Put every one of the rows below into a numbered list, leaving out any blank lines.

((

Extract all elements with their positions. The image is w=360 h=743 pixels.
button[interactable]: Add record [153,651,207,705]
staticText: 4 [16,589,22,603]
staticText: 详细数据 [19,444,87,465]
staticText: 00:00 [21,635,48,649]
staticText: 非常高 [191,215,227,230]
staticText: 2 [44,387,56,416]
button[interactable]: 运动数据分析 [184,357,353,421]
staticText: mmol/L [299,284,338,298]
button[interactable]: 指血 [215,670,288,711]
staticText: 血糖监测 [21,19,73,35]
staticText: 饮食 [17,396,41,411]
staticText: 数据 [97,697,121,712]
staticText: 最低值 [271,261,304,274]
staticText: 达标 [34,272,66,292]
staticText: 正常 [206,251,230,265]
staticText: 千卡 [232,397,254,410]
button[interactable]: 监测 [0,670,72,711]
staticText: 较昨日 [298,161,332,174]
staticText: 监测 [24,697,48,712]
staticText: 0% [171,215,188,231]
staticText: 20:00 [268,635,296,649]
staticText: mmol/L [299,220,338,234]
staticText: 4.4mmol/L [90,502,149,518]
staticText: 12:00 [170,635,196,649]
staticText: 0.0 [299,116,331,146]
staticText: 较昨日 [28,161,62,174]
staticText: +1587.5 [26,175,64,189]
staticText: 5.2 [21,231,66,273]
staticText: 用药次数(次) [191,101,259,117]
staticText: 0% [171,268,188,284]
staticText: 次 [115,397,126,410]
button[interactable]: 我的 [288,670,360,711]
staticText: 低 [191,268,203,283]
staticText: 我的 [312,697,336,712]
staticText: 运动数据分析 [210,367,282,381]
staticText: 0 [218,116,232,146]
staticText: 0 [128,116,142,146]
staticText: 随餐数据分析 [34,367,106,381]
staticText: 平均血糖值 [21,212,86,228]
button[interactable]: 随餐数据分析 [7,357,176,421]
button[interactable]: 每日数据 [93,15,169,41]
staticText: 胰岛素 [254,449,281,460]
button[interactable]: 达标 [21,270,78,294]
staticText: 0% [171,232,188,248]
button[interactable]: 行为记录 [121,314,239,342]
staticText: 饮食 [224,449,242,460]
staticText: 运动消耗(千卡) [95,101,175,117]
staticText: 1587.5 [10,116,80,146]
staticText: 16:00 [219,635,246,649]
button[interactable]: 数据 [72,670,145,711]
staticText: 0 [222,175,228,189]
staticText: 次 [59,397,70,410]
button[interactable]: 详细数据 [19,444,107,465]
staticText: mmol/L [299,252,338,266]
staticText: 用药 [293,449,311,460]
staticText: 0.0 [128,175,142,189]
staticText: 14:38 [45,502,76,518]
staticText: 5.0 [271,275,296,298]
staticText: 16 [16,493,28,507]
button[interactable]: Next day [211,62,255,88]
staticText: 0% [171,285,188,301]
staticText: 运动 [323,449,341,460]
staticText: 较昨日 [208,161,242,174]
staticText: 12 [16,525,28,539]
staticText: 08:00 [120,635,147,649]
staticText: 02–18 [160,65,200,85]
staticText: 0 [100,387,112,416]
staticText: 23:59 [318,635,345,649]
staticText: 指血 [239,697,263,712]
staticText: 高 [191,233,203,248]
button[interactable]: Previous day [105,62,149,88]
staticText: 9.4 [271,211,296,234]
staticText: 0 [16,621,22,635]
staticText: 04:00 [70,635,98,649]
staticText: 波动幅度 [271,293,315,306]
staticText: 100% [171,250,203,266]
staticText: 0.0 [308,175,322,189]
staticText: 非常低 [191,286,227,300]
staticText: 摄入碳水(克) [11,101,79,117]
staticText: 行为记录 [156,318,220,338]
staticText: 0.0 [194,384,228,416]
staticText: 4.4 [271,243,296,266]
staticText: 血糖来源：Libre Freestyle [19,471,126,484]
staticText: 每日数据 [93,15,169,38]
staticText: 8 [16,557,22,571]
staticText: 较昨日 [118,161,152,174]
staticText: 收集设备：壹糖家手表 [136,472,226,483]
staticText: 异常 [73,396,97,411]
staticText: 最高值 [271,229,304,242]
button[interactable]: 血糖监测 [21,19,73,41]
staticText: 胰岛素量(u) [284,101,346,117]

))

TASK OUTPUT:
1. Extract all elements with their positions. The image is w=360 h=743 pixels.
2. button[interactable]: Add record [153,651,207,705]
3. staticText: 4 [16,589,22,603]
4. staticText: 详细数据 [19,444,87,465]
5. staticText: 00:00 [21,635,48,649]
6. staticText: 非常高 [191,215,227,230]
7. staticText: 2 [44,387,56,416]
8. button[interactable]: 运动数据分析 [184,357,353,421]
9. staticText: mmol/L [299,284,338,298]
10. button[interactable]: 指血 [215,670,288,711]
11. staticText: 血糖监测 [21,19,73,35]
12. staticText: 饮食 [17,396,41,411]
13. staticText: 数据 [97,697,121,712]
14. staticText: 最低值 [271,261,304,274]
15. staticText: 达标 [34,272,66,292]
16. staticText: 正常 [206,251,230,265]
17. staticText: 千卡 [232,397,254,410]
18. button[interactable]: 监测 [0,670,72,711]
19. staticText: 较昨日 [298,161,332,174]
20. staticText: 监测 [24,697,48,712]
21. staticText: 0% [171,215,188,231]
22. staticText: 20:00 [268,635,296,649]
23. staticText: mmol/L [299,220,338,234]
24. staticText: 4.4mmol/L [90,502,149,518]
25. staticText: 12:00 [170,635,196,649]
26. staticText: 0.0 [299,116,331,146]
27. staticText: 较昨日 [28,161,62,174]
28. staticText: +1587.5 [26,175,64,189]
29. staticText: 5.2 [21,231,66,273]
30. staticText: 用药次数(次) [191,101,259,117]
31. staticText: 0% [171,268,188,284]
32. staticText: 次 [115,397,126,410]
33. button[interactable]: 我的 [288,670,360,711]
34. staticText: 低 [191,268,203,283]
35. staticText: 我的 [312,697,336,712]
36. staticText: 运动数据分析 [210,367,282,381]
37. staticText: 0 [218,116,232,146]
38. staticText: 0 [128,116,142,146]
39. staticText: 随餐数据分析 [34,367,106,381]
40. staticText: 平均血糖值 [21,212,86,228]
41. button[interactable]: 随餐数据分析 [7,357,176,421]
42. button[interactable]: 每日数据 [93,15,169,41]
43. staticText: 胰岛素 [254,449,281,460]
44. button[interactable]: 达标 [21,270,78,294]
45. staticText: 0% [171,232,188,248]
46. button[interactable]: 行为记录 [121,314,239,342]
47. staticText: 饮食 [224,449,242,460]
48. staticText: 运动消耗(千卡) [95,101,175,117]
49. staticText: 1587.5 [10,116,80,146]
50. staticText: 16:00 [219,635,246,649]
51. button[interactable]: 数据 [72,670,145,711]
52. staticText: 0 [222,175,228,189]
53. staticText: 次 [59,397,70,410]
54. button[interactable]: 详细数据 [19,444,107,465]
55. staticText: mmol/L [299,252,338,266]
56. staticText: 用药 [293,449,311,460]
57. staticText: 0.0 [128,175,142,189]
58. staticText: 14:38 [45,502,76,518]
59. staticText: 5.0 [271,275,296,298]
60. staticText: 16 [16,493,28,507]
61. button[interactable]: Next day [211,62,255,88]
62. staticText: 0% [171,285,188,301]
63. staticText: 运动 [323,449,341,460]
64. staticText: 较昨日 [208,161,242,174]
65. staticText: 12 [16,525,28,539]
66. staticText: 08:00 [120,635,147,649]
67. staticText: 02–18 [160,65,200,85]
68. staticText: 0 [100,387,112,416]
69. staticText: 23:59 [318,635,345,649]
70. staticText: 指血 [239,697,263,712]
71. staticText: 高 [191,233,203,248]
72. button[interactable]: Previous day [105,62,149,88]
73. staticText: 9.4 [271,211,296,234]
74. staticText: 0 [16,621,22,635]
75. staticText: 04:00 [70,635,98,649]
76. staticText: 波动幅度 [271,293,315,306]
77. staticText: 100% [171,250,203,266]
78. staticText: 0.0 [308,175,322,189]
79. staticText: 非常低 [191,286,227,300]
80. staticText: 摄入碳水(克) [11,101,79,117]
81. staticText: 行为记录 [156,318,220,338]
82. staticText: 0.0 [194,384,228,416]
83. staticText: 4.4 [271,243,296,266]
84. staticText: 血糖来源：Libre Freestyle [19,471,126,484]
85. staticText: 每日数据 [93,15,169,38]
86. staticText: 8 [16,557,22,571]
87. staticText: 较昨日 [118,161,152,174]
88. staticText: 收集设备：壹糖家手表 [136,472,226,483]
89. staticText: 异常 [73,396,97,411]
90. staticText: 最高值 [271,229,304,242]
91. button[interactable]: 血糖监测 [21,19,73,41]
92. staticText: 胰岛素量(u) [284,101,346,117]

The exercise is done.